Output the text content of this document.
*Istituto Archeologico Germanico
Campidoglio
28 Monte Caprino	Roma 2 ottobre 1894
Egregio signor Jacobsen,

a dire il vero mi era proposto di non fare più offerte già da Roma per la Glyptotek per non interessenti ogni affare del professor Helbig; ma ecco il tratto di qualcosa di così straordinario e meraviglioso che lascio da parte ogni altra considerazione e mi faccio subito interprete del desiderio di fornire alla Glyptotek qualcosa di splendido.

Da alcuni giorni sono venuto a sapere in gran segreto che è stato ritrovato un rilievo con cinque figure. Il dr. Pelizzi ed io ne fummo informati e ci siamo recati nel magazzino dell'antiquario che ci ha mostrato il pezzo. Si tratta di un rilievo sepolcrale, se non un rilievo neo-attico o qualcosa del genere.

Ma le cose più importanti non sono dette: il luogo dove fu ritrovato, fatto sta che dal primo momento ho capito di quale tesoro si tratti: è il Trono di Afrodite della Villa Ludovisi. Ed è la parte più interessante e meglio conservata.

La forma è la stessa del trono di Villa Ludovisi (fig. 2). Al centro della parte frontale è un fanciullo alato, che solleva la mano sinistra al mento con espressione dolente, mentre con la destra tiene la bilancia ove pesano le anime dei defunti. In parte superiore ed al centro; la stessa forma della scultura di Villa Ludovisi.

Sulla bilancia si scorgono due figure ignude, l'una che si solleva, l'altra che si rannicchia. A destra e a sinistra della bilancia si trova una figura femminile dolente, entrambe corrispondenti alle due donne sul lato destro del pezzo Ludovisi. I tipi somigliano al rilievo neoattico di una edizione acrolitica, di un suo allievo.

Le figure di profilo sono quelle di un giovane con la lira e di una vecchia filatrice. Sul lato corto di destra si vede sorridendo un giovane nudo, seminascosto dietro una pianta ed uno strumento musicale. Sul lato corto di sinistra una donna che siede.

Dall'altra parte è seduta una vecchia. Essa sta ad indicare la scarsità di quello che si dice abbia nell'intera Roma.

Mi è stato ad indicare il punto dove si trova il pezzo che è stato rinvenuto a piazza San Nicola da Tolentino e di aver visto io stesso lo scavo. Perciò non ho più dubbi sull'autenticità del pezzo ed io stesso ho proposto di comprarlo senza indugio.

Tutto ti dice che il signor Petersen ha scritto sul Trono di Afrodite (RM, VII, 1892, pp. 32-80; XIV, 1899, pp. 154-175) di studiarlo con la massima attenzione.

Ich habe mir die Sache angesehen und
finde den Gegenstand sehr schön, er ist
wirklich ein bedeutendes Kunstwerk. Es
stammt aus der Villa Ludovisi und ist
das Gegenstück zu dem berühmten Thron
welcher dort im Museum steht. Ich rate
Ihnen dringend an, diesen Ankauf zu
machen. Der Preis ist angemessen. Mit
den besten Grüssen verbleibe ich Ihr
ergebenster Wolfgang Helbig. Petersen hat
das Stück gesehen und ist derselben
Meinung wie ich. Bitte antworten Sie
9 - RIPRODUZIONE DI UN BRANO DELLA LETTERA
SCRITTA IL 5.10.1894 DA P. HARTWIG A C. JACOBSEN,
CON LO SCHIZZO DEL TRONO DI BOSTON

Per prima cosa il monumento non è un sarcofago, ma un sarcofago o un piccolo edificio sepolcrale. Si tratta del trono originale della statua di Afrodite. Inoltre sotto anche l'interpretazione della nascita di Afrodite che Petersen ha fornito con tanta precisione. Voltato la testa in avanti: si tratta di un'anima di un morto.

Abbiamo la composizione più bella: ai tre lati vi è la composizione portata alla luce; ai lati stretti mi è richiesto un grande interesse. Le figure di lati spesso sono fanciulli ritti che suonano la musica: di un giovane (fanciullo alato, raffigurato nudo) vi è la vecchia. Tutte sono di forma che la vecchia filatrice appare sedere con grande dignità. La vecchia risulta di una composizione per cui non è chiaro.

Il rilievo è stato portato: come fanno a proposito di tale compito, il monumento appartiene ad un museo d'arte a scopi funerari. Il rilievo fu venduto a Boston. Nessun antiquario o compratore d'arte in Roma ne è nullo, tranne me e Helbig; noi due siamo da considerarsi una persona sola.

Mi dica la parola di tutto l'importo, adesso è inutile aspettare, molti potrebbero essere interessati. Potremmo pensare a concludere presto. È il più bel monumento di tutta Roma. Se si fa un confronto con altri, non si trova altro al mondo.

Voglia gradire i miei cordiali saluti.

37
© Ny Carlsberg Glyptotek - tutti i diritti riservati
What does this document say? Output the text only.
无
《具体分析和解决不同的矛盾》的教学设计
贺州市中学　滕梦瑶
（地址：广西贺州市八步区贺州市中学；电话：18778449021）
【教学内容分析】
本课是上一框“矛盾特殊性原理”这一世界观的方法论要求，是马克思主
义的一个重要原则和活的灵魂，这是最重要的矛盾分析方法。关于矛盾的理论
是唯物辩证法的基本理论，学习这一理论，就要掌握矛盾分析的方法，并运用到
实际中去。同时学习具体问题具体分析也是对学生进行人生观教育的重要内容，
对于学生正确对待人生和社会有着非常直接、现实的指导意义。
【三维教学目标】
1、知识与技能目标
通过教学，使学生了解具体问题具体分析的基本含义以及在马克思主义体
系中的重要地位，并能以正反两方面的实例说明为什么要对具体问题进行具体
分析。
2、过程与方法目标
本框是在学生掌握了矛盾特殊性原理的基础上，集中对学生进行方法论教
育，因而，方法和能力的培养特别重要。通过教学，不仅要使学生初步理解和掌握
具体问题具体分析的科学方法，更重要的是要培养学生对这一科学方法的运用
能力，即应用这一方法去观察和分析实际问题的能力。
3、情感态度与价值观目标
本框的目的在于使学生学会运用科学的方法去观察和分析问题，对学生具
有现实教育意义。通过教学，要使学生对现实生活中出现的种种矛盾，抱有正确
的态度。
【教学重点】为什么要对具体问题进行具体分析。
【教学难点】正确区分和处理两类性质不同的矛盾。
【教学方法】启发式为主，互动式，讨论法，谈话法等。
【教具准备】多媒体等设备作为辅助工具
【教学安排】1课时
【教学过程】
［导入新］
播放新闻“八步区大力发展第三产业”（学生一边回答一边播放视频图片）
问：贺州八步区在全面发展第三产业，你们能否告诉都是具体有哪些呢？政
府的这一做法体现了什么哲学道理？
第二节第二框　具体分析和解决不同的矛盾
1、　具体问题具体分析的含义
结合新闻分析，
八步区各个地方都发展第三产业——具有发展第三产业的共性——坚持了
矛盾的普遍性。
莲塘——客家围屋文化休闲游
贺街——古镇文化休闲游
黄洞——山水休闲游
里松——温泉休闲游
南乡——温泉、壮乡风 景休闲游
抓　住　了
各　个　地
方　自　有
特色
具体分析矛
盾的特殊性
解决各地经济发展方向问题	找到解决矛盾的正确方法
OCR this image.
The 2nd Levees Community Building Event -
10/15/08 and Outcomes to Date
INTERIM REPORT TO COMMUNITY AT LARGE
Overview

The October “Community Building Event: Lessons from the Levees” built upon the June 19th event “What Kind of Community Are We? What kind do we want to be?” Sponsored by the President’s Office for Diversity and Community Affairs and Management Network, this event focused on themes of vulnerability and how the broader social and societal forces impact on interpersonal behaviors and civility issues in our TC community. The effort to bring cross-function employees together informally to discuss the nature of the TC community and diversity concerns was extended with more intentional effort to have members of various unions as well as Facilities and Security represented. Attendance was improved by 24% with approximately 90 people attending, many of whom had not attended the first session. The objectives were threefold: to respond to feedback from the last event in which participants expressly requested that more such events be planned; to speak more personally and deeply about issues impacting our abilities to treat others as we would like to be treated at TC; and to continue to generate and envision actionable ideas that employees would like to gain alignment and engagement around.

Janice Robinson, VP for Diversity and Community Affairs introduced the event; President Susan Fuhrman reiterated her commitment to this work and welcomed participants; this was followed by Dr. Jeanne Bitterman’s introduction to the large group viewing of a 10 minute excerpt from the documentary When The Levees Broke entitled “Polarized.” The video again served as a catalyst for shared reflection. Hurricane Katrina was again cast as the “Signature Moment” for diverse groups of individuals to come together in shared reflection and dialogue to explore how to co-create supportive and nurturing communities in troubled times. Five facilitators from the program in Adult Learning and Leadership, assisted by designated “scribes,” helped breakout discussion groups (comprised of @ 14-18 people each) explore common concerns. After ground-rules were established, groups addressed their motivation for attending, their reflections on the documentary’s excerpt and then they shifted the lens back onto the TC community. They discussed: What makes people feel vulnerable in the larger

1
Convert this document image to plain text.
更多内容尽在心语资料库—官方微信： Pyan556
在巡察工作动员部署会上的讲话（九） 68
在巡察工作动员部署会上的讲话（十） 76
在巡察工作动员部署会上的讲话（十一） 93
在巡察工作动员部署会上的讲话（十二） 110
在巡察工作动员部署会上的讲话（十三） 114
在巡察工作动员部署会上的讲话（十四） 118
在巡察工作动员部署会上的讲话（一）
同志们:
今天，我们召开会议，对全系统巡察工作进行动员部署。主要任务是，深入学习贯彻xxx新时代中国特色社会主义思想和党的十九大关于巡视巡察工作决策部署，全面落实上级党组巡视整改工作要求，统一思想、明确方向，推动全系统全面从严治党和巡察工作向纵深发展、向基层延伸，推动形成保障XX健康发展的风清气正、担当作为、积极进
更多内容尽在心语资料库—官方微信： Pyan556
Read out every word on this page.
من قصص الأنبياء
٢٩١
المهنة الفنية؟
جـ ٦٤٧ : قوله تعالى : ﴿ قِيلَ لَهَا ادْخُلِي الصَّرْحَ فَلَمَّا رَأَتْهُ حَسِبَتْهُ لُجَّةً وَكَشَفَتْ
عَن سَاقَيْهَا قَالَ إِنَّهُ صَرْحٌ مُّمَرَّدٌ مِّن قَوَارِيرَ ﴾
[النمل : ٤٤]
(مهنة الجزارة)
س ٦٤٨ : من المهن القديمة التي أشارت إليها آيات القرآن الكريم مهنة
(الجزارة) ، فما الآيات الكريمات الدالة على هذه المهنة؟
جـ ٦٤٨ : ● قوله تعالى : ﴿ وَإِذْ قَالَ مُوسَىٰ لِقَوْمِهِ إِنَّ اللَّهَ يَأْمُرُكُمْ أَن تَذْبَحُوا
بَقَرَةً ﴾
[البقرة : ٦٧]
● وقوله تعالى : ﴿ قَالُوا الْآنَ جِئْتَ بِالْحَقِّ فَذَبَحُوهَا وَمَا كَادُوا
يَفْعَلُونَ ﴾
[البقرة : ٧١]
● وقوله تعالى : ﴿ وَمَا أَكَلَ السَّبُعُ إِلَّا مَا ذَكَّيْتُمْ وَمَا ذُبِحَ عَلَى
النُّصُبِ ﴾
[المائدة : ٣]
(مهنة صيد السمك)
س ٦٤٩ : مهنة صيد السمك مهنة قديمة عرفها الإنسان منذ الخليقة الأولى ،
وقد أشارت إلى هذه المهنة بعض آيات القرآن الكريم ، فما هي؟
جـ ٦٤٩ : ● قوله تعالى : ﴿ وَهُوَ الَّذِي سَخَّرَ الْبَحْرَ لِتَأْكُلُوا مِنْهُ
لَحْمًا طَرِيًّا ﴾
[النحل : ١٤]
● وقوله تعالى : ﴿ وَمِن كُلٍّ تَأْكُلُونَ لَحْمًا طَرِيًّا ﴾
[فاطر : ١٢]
····················
» **Exercise brief**:
Set down, exactly and in full, the lines from the one containing "Convert this document image to plain text." through the end of the entries; no other line belongs.

» **Problem solution**:
Convert this document image to plain text.
更多内容尽在心语资料库—官方微信： Pyan556
在巡察工作动员部署会上的讲话（九） 68
在巡察工作动员部署会上的讲话（十） 76
在巡察工作动员部署会上的讲话（十一） 93
在巡察工作动员部署会上的讲话（十二） 110
在巡察工作动员部署会上的讲话（十三） 114
在巡察工作动员部署会上的讲话（十四） 118
在巡察工作动员部署会上的讲话（一）
同志们:
今天，我们召开会议，对全系统巡察工作进行动员部署。主要任务是，深入学习贯彻xxx新时代中国特色社会主义思想和党的十九大关于巡视巡察工作决策部署，全面落实上级党组巡视整改工作要求，统一思想、明确方向，推动全系统全面从严治党和巡察工作向纵深发展、向基层延伸，推动形成保障XX健康发展的风清气正、担当作为、积极进
更多内容尽在心语资料库—官方微信： Pyan556
Read out every word on this page.
من قصص الأنبياء
٢٩١
المهنة الفنية؟
جـ ٦٤٧ : قوله تعالى : ﴿ قِيلَ لَهَا ادْخُلِي الصَّرْحَ فَلَمَّا رَأَتْهُ حَسِبَتْهُ لُجَّةً وَكَشَفَتْ
عَن سَاقَيْهَا قَالَ إِنَّهُ صَرْحٌ مُّمَرَّدٌ مِّن قَوَارِيرَ ﴾
[النمل : ٤٤]
(مهنة الجزارة)
س ٦٤٨ : من المهن القديمة التي أشارت إليها آيات القرآن الكريم مهنة
(الجزارة) ، فما الآيات الكريمات الدالة على هذه المهنة؟
جـ ٦٤٨ : ● قوله تعالى : ﴿ وَإِذْ قَالَ مُوسَىٰ لِقَوْمِهِ إِنَّ اللَّهَ يَأْمُرُكُمْ أَن تَذْبَحُوا
بَقَرَةً ﴾
[البقرة : ٦٧]
● وقوله تعالى : ﴿ قَالُوا الْآنَ جِئْتَ بِالْحَقِّ فَذَبَحُوهَا وَمَا كَادُوا
يَفْعَلُونَ ﴾
[البقرة : ٧١]
● وقوله تعالى : ﴿ وَمَا أَكَلَ السَّبُعُ إِلَّا مَا ذَكَّيْتُمْ وَمَا ذُبِحَ عَلَى
النُّصُبِ ﴾
[المائدة : ٣]
(مهنة صيد السمك)
س ٦٤٩ : مهنة صيد السمك مهنة قديمة عرفها الإنسان منذ الخليقة الأولى ،
وقد أشارت إلى هذه المهنة بعض آيات القرآن الكريم ، فما هي؟
جـ ٦٤٩ : ● قوله تعالى : ﴿ وَهُوَ الَّذِي سَخَّرَ الْبَحْرَ لِتَأْكُلُوا مِنْهُ
لَحْمًا طَرِيًّا ﴾
[النحل : ١٤]
● وقوله تعالى : ﴿ وَمِن كُلٍّ تَأْكُلُونَ لَحْمًا طَرِيًّا ﴾
[فاطر : ١٢]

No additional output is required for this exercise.